WHAT THE EXERCISE ASKS: Scan each line of the records for the word "HitPaw" and extract the ones that have it.

SUPPLIED RECORDS:
#####
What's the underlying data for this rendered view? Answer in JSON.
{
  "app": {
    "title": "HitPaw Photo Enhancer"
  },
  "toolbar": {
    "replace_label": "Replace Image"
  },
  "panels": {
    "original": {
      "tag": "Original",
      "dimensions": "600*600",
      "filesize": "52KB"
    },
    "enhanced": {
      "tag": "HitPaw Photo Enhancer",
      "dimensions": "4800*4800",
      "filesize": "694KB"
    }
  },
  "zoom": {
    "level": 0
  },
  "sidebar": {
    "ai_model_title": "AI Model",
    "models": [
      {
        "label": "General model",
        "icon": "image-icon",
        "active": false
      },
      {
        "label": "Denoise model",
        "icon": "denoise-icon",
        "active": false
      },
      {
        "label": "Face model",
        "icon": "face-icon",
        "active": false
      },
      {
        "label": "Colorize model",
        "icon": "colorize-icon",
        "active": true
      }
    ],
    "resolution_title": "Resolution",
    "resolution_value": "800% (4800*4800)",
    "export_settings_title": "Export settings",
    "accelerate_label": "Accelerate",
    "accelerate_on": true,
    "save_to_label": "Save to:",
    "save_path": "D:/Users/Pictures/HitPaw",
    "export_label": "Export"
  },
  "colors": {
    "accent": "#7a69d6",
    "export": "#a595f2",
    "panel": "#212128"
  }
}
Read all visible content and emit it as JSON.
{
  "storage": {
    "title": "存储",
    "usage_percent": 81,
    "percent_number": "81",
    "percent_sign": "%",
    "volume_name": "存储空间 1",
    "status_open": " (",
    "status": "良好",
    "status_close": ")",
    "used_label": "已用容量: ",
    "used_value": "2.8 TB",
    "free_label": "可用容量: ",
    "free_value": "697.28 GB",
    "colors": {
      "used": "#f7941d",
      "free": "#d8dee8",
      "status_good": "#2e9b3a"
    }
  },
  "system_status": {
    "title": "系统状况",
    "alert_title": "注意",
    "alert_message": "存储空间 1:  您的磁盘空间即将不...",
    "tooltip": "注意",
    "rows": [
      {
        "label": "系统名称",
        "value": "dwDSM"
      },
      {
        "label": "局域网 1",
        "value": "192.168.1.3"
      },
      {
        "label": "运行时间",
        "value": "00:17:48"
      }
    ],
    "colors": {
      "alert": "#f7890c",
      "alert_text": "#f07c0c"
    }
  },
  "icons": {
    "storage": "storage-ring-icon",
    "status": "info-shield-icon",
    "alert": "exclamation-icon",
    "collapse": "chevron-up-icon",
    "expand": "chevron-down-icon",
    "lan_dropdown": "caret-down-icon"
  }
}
#####
THE REPLY:
    "title": "HitPaw Photo Enhancer"
      "tag": "HitPaw Photo Enhancer",
    "save_path": "D:/Users/Pictures/HitPaw",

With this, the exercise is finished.